▶ [Short task 1]
Retype everything in the passage on marketing videos from "Let’s take a" down to "the product alone.".
▶ [Short task 2]
In the passage on marketing videos, how long did Satyendra Singh find it takes a customer to form an opinion about a product?

People are being pulled away all the time, and it’s all too easy to bounce if we get bored. In order for your audience to hear you — and listen — you have to create something they’ll pay attention to despite the distractions.

Videos are one of the best ways to grab your audience’s attention, but they come with a non-negotiable time commitment. You need to convince people to give up a predetermined amount of their own valuable time. To keep them watching, it pays to understand what gets people’s attention on a psychological level.

Let’s take a look at a few basic psychology principles that you can use to make more engaging marketing videos.

Different colors evoke different feelings, and some are better at grabbing people’s attention. By understanding the basics of color theory, you can capture attention and invoke specific emotions with your video content.

In a classic study on color, Satyendra Singh determined that it takes a mere 90 seconds for a customer to form an opinion about a product. And, 62–90 percent of that interaction is determined by the color of the product alone.

How do these associations work? Well, red is often associated with power, energy, and anger. Blue conveys a sense of trust and security. Yellow suggests caution. Black indicates luxury and exclusivity.

But of course, color theory isn’t as black and white as it may seem; contrast, vibrancy, shade, and context can all alter the look and feel of your video and your message. For example, the color red can convey love and passion in a Valentine’s Day ad while also sending a very different message in a political ad campaign.

But in general, it’s essential to be mindful of color associations and to match the look and feel of your video with a color palette that captures attention and invokes strong feelings.

“It’s important to be mindful of color associations and to match the look and feel of your video with a color palette that captures attention and invokes strong feelings.”

Sticking with the red example, let’s explore how McDonald’s uses this color in their marketing. As noted above, red is often associated with energy, passion, and activity. Studies even suggest that the color red can increase blood pressure and heart rate. And, it is widely believed that red stimulates appetite, which might explain why many fast-food brands, including McDonald’s, rely heavily on this color throughout their visuals.

Consider different color schemes and how something as simple as a wardrobe or background change can completely alter the tone and mood of your video. Use color wisely to create the strongest and most immediate reaction in viewers.

Sparking viewers’ curiosity isn’t enough to guarantee engagement; you need to hook them within the first few seconds to get them to stick around.

According to Facebook data, 65% of people that watch the first three seconds of your video will watch it for at least ten more seconds. And another 45% will watch an additional 20 seconds of content. People are wired to seek instant gratification, and if your video doesn’t hook them within the first few seconds, they likely won’t stick around much longer.

“65% of people that watch the first three seconds of your video will watch it for at least ten more seconds. Another 45% will watch an additional 20 seconds of content.”

One easy way to hook viewers early? Play music. No — really! As it turns out, hearing a catchy song activates the nucleus accumbens, a part of the brain responsible for rewarding you with fuzzy feelings when you eat, drink, or exercise. Happy viewers are engaged viewers, and they might just stick around longer thanks to a compelling audio story.

▶ [Provided material]
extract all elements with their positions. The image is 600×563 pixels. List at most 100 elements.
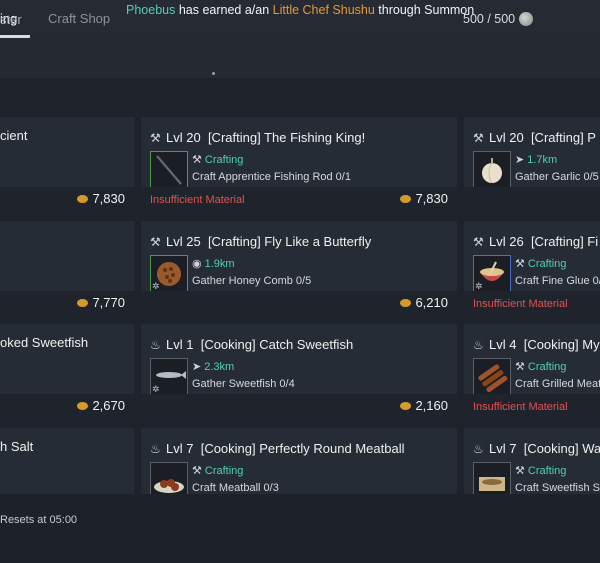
reward-amount: 7,830 — [415, 191, 448, 206]
status-text: Crafting — [204, 465, 244, 477]
meatball-icon — [150, 462, 188, 494]
reward-coin-icon — [400, 402, 412, 410]
insufficient-material-warning: Insufficient Material — [473, 298, 568, 310]
quest-title: cient — [0, 128, 28, 143]
footer-bar — [0, 494, 600, 563]
quest-card-left-4[interactable]: h Salt — [0, 428, 134, 494]
crafting-status-icon: ⚒ — [192, 154, 202, 166]
crafting-quest-icon: ⚒ — [473, 131, 484, 145]
reward-coin-icon — [400, 299, 412, 307]
reset-timer: Resets at 05:00 — [0, 514, 78, 526]
tab-craft-shop[interactable]: Craft Shop — [48, 11, 110, 26]
compass-icon: ◉ — [192, 258, 202, 270]
announcement-ticker: Phoebus has earned a/an Little Chef Shus… — [126, 3, 474, 17]
sweetfish-icon: ✲ — [150, 358, 188, 396]
quest-name: [Cooking] Wa — [523, 441, 600, 456]
quest-level: Lvl 20 — [489, 130, 524, 145]
quest-status: ⚒ Crafting — [515, 257, 566, 270]
quest-title: h Salt — [0, 439, 34, 454]
reward-amount: 2,670 — [92, 398, 125, 413]
quest-name: [Cooking] Perfectly Round Meatball — [200, 441, 405, 456]
distance-text: 1.7km — [527, 154, 558, 166]
quest-distance: ◉ 1.9km — [192, 257, 235, 270]
cooking-quest-icon: ♨ — [473, 442, 484, 456]
announcement-item: Little Chef Shushu — [272, 3, 375, 17]
reward-amount: 2,160 — [415, 398, 448, 413]
crafting-quest-icon: ⚒ — [150, 235, 161, 249]
crafting-quest-icon: ⚒ — [473, 235, 484, 249]
quest-title: ♨ Lvl 7 [Cooking] Perfectly Round Meatbal… — [150, 441, 404, 456]
grilled-meat-icon — [473, 358, 511, 396]
glue-bowl-icon: ✲ — [473, 255, 511, 293]
quest-status: ⚒ Crafting — [515, 360, 566, 373]
reward-coin-icon — [400, 195, 412, 203]
garlic-icon — [473, 151, 511, 189]
quest-card-catch-sweetfish[interactable]: ♨ Lvl 1 [Cooking] Catch Sweetfish ✲ ➤ 2.3k… — [141, 324, 457, 419]
quest-objective: Craft Meatball 0/3 — [192, 482, 279, 494]
reward-coin-icon — [77, 402, 89, 410]
sweetfish-dish-icon — [473, 462, 511, 494]
quest-title: ♨ Lvl 1 [Cooking] Catch Sweetfish — [150, 337, 353, 352]
quest-title: ⚒ Lvl 25 [Crafting] Fly Like a Butterfly — [150, 234, 371, 249]
quest-name: [Cooking] My — [523, 337, 600, 352]
distance-text: 1.9km — [204, 258, 235, 270]
divider-dot — [212, 72, 215, 75]
quest-status: ⚒ Crafting — [192, 153, 243, 166]
quest-title: ⚒ Lvl 26 [Crafting] Fi — [473, 234, 598, 249]
quest-card-right-4[interactable]: ♨ Lvl 7 [Cooking] Wa ⚒ Crafting Craft Swee… — [464, 428, 600, 494]
quest-distance: ➤ 2.3km — [192, 360, 234, 373]
quest-level: Lvl 26 — [489, 234, 524, 249]
direction-arrow-icon: ➤ — [515, 154, 525, 166]
quest-card-fishing-king[interactable]: ⚒ Lvl 20 [Crafting] The Fishing King! ⚒ Cr… — [141, 117, 457, 212]
quest-title: ⚒ Lvl 20 [Crafting] P — [473, 130, 596, 145]
status-text: Crafting — [204, 154, 244, 166]
quest-name: [Crafting] The Fishing King! — [207, 130, 366, 145]
quest-card-meatball[interactable]: ♨ Lvl 7 [Cooking] Perfectly Round Meatbal… — [141, 428, 457, 494]
quest-card-right-2[interactable]: ⚒ Lvl 26 [Crafting] Fi ✲ ⚒ Crafting Craft … — [464, 221, 600, 316]
quest-name: [Crafting] P — [530, 130, 596, 145]
crafting-quest-icon: ⚒ — [150, 131, 161, 145]
announcement-player: Phoebus — [126, 3, 176, 17]
status-text: Crafting — [527, 465, 567, 477]
quest-title: ⚒ Lvl 20 [Crafting] The Fishing King! — [150, 130, 365, 145]
reward: 2,670 — [77, 398, 125, 413]
reward: 7,830 — [400, 191, 448, 206]
reward-coin-icon — [77, 195, 89, 203]
reward: 7,770 — [77, 295, 125, 310]
quest-title: oked Sweetfish — [0, 335, 89, 350]
reward-amount: 7,770 — [92, 295, 125, 310]
distance-text: 2.3km — [204, 361, 235, 373]
quest-level: Lvl 1 — [166, 337, 194, 352]
quest-objective: Craft Fine Glue 0/3 — [515, 275, 600, 287]
quest-card-left-3[interactable]: oked Sweetfish 2,670 — [0, 324, 134, 419]
quest-objective: Gather Garlic 0/5 — [515, 171, 599, 183]
quest-card-right-1[interactable]: ⚒ Lvl 20 [Crafting] P ➤ 1.7km Gather Garli… — [464, 117, 600, 212]
quest-name: [Cooking] Catch Sweetfish — [200, 337, 354, 352]
quest-level: Lvl 20 — [166, 130, 201, 145]
sub-header — [0, 38, 600, 78]
filter-label[interactable]: ster — [0, 12, 22, 27]
direction-arrow-icon: ➤ — [192, 361, 202, 373]
status-text: Crafting — [527, 258, 567, 270]
cooking-quest-icon: ♨ — [150, 442, 161, 456]
quest-level: Lvl 25 — [166, 234, 201, 249]
quest-distance: ➤ 1.7km — [515, 153, 557, 166]
card-footer — [464, 187, 600, 212]
reward-amount: 7,830 — [92, 191, 125, 206]
crafting-status-icon: ⚒ — [192, 465, 202, 477]
tool-badge-icon: ✲ — [152, 384, 160, 394]
quest-card-left-1[interactable]: cient 7,830 — [0, 117, 134, 212]
quest-status: ⚒ Crafting — [515, 464, 566, 477]
quest-title: ♨ Lvl 4 [Cooking] My — [473, 337, 600, 352]
quest-level: Lvl 7 — [166, 441, 194, 456]
fishing-rod-icon — [150, 151, 188, 189]
quest-card-fly-like-butterfly[interactable]: ⚒ Lvl 25 [Crafting] Fly Like a Butterfly … — [141, 221, 457, 316]
quest-name: [Crafting] Fly Like a Butterfly — [207, 234, 372, 249]
insufficient-material-warning: Insufficient Material — [150, 194, 245, 206]
energy-counter: 500 / 500 — [463, 12, 516, 26]
quest-card-left-2[interactable]: 7,770 — [0, 221, 134, 316]
quest-level: Lvl 4 — [489, 337, 517, 352]
quest-card-right-3[interactable]: ♨ Lvl 4 [Cooking] My ⚒ Crafting Craft Gril… — [464, 324, 600, 419]
honey-comb-icon: ✲ — [150, 255, 188, 293]
crafting-status-icon: ⚒ — [515, 258, 525, 270]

▶ [Full answer 1]
Let’s take a look at a few basic psychology principles that you can use to make more engaging marketing videos.

Different colors evoke different feelings, and some are better at grabbing people’s attention. By understanding the basics of color theory, you can capture attention and invoke specific emotions with your video content.

In a classic study on color, Satyendra Singh determined that it takes a mere 90 seconds for a customer to form an opinion about a product. And, 62–90 percent of that interaction is determined by the color of the product alone.

▶ [Full answer 2]
90 seconds.